TASK TO COMPLETE: Each line that follows is to be retyped exactly.

RECORDED DATA:
-=-=-

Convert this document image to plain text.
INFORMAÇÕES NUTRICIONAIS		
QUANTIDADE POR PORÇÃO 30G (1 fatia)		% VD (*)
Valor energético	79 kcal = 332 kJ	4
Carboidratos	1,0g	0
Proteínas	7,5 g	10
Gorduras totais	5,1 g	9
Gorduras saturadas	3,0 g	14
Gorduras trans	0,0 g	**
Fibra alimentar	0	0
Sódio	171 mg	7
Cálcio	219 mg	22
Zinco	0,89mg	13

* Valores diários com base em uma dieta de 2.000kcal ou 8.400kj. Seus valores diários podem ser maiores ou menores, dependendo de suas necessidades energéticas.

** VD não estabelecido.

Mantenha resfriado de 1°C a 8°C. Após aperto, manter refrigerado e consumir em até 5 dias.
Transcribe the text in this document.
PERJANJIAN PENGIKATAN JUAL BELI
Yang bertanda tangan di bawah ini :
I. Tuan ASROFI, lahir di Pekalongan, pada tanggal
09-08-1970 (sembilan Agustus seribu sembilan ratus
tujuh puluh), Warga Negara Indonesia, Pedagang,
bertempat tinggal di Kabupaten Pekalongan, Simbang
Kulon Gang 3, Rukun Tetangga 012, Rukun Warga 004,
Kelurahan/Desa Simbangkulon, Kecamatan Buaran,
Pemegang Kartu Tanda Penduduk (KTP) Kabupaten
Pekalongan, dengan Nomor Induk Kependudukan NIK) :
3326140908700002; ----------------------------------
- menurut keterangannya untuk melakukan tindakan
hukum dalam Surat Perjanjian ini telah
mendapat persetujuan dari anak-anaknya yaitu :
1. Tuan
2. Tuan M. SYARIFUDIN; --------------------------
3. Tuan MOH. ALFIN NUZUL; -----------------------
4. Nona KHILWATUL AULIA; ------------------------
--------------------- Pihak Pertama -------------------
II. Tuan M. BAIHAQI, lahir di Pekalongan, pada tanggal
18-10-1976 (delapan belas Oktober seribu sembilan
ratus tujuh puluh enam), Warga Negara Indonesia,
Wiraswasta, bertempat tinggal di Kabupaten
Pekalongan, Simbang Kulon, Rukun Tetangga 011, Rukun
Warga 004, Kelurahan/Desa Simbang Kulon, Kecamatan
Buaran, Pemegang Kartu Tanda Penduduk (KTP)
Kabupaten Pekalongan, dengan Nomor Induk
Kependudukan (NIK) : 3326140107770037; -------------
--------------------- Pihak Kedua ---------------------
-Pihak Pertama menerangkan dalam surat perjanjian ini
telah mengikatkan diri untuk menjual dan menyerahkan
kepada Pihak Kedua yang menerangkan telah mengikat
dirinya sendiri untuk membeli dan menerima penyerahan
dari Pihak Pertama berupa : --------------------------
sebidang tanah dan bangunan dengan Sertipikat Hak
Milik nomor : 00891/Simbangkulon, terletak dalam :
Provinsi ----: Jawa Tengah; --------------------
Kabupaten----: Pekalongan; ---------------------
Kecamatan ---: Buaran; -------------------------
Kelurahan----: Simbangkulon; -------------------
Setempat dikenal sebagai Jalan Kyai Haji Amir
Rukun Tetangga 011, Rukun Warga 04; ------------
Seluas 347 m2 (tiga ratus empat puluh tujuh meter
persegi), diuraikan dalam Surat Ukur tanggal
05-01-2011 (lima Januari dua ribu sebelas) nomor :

-=-=-

EXERCISE OUTPUT:
Convert this document image to plain text.
INFORMAÇÕES NUTRICIONAIS		
QUANTIDADE POR PORÇÃO 30G (1 fatia)		% VD (*)
Valor energético	79 kcal = 332 kJ	4
Carboidratos	1,0g	0
Proteínas	7,5 g	10
Gorduras totais	5,1 g	9
Gorduras saturadas	3,0 g	14
Gorduras trans	0,0 g	**
Fibra alimentar	0	0
Sódio	171 mg	7
Cálcio	219 mg	22
Zinco	0,89mg	13

* Valores diários com base em uma dieta de 2.000kcal ou 8.400kj. Seus valores diários podem ser maiores ou menores, dependendo de suas necessidades energéticas.

** VD não estabelecido.

Mantenha resfriado de 1°C a 8°C. Após aperto, manter refrigerado e consumir em até 5 dias.
Transcribe the text in this document.
PERJANJIAN PENGIKATAN JUAL BELI
Yang bertanda tangan di bawah ini :
I. Tuan ASROFI, lahir di Pekalongan, pada tanggal
09-08-1970 (sembilan Agustus seribu sembilan ratus
tujuh puluh), Warga Negara Indonesia, Pedagang,
bertempat tinggal di Kabupaten Pekalongan, Simbang
Kulon Gang 3, Rukun Tetangga 012, Rukun Warga 004,
Kelurahan/Desa Simbangkulon, Kecamatan Buaran,
Pemegang Kartu Tanda Penduduk (KTP) Kabupaten
Pekalongan, dengan Nomor Induk Kependudukan NIK) :
3326140908700002; ----------------------------------
- menurut keterangannya untuk melakukan tindakan
hukum dalam Surat Perjanjian ini telah
mendapat persetujuan dari anak-anaknya yaitu :
1. Tuan
2. Tuan M. SYARIFUDIN; --------------------------
3. Tuan MOH. ALFIN NUZUL; -----------------------
4. Nona KHILWATUL AULIA; ------------------------
--------------------- Pihak Pertama -------------------
II. Tuan M. BAIHAQI, lahir di Pekalongan, pada tanggal
18-10-1976 (delapan belas Oktober seribu sembilan
ratus tujuh puluh enam), Warga Negara Indonesia,
Wiraswasta, bertempat tinggal di Kabupaten
Pekalongan, Simbang Kulon, Rukun Tetangga 011, Rukun
Warga 004, Kelurahan/Desa Simbang Kulon, Kecamatan
Buaran, Pemegang Kartu Tanda Penduduk (KTP)
Kabupaten Pekalongan, dengan Nomor Induk
Kependudukan (NIK) : 3326140107770037; -------------
--------------------- Pihak Kedua ---------------------
-Pihak Pertama menerangkan dalam surat perjanjian ini
telah mengikatkan diri untuk menjual dan menyerahkan
kepada Pihak Kedua yang menerangkan telah mengikat
dirinya sendiri untuk membeli dan menerima penyerahan
dari Pihak Pertama berupa : --------------------------
sebidang tanah dan bangunan dengan Sertipikat Hak
Milik nomor : 00891/Simbangkulon, terletak dalam :
Provinsi ----: Jawa Tengah; --------------------
Kabupaten----: Pekalongan; ---------------------
Kecamatan ---: Buaran; -------------------------
Kelurahan----: Simbangkulon; -------------------
Setempat dikenal sebagai Jalan Kyai Haji Amir
Rukun Tetangga 011, Rukun Warga 04; ------------
Seluas 347 m2 (tiga ratus empat puluh tujuh meter
persegi), diuraikan dalam Surat Ukur tanggal
05-01-2011 (lima Januari dua ribu sebelas) nomor :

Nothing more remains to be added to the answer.